* Document text *
++++++++++++++++++++
SUFFOLK CLOSEUP: Put Treated Wastewater In The Ground Not The Ocean
SUFFOLK CLOSEUP
By Karl Grossman
John Turner, who with his Seatuck Environmental Association has been in the forefront in working for recharge of highly treated wastewater back into the underground water table on which Suffolk County depends, is optimistic that if a countywide referendum in November on water preservation is approved, that goal can be widely realized here.
A major factor is the new Suffolk County executive, Ed Romaine, who as a county legislator and a town supervisor, has long advocated recharge of wastewater.
Romaine, at an event at the start of this month at which he signed a water protection bill providing for the referendum on funding sewers and “innovated/advanced” I/A septic systems, criticized how many of the existing sewer systems in Suffolk “pour out” wastewater into coastal waterways—bays and water bodies including the Long Island Sound and Atlantic Ocean.
If approved in the referendum on Election Day this year, November 5, the current county’s sales tax of 8.625 percent would be increased by 1/8th of a cent to raise money for sewers and high-tech I/A septic systems. This would be in addition to the existing quarter cent sales tax which includes support for water preservation. If the referendum passes, both would continue to 2060 allowing, notes Turner, for a “very significant” amount of funds.
++++++++++++++++++++
* Supplied information *
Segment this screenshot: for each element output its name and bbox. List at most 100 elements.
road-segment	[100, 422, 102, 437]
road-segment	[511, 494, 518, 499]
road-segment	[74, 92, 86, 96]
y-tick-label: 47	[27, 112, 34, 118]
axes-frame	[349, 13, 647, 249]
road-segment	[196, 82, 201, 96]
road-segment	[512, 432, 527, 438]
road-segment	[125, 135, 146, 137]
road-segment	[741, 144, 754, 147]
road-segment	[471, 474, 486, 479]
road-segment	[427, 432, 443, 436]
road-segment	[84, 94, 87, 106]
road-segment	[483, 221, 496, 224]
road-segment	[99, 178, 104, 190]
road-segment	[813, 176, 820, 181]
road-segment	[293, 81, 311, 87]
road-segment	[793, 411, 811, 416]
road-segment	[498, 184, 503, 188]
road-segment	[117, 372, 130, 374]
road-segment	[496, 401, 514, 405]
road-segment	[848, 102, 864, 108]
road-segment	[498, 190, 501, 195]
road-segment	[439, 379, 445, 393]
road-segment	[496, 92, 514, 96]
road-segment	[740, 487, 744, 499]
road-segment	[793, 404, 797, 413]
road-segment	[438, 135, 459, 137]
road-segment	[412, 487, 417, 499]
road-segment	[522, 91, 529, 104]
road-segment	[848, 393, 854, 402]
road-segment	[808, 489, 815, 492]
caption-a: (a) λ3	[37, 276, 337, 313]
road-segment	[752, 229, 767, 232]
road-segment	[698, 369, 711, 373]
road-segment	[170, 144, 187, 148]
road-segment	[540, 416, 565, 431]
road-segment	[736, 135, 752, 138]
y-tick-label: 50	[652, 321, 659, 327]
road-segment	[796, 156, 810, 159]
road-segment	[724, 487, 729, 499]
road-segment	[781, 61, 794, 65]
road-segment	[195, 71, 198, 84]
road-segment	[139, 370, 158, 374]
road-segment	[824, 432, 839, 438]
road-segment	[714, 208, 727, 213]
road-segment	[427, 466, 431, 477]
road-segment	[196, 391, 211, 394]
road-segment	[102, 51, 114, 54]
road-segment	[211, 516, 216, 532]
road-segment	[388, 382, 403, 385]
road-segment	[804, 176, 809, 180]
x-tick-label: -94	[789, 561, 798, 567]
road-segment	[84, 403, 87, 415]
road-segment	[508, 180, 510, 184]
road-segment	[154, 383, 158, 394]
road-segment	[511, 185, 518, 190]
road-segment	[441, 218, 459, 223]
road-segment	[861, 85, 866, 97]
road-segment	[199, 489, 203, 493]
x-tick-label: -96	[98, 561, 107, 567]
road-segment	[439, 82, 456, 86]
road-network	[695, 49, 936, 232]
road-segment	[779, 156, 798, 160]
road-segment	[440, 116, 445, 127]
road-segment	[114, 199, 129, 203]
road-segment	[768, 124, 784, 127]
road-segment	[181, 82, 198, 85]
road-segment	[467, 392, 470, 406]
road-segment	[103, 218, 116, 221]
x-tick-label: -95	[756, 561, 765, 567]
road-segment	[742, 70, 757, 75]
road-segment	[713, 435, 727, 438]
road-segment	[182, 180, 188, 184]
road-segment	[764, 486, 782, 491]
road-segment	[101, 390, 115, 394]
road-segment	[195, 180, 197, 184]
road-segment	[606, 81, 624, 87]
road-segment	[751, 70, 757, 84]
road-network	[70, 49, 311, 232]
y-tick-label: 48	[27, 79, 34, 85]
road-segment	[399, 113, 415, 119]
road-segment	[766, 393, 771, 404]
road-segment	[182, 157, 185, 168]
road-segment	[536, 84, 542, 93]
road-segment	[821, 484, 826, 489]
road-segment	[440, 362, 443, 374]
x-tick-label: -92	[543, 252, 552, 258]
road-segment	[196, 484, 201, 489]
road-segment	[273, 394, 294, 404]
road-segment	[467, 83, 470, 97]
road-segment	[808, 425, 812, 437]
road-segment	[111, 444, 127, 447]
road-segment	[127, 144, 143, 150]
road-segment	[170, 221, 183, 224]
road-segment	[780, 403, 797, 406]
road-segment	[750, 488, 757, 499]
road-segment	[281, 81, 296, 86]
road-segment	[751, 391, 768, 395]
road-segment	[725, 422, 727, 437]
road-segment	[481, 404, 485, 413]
++++++++++++++++++++
* Brief 1 *
Return the part of the Suffolk wastewater article that opens with the words containing "Romaine, at an" and closes with "and Atlantic Ocean.".
* Brief 2 *
Answer these questions using the Suffolk wastewater article.
(a) What is the name of the environmental group John Turner is associated with?
(b) What is the current county sales tax rate?
(c) On what date is the referendum scheduled?
Work only from the Suffolk wastewater article and ignore the data.

* Result 1 *
Romaine, at an event at the start of this month at which he signed a water protection bill providing for the referendum on funding sewers and “innovated/advanced” I/A septic systems, criticized how many of the existing sewer systems in Suffolk “pour out” wastewater into coastal waterways—bays and water bodies including the Long Island Sound and Atlantic Ocean.

* Result 2 *
(a) Seatuck Environmental Association
(b) 8.625 percent
(c) November 5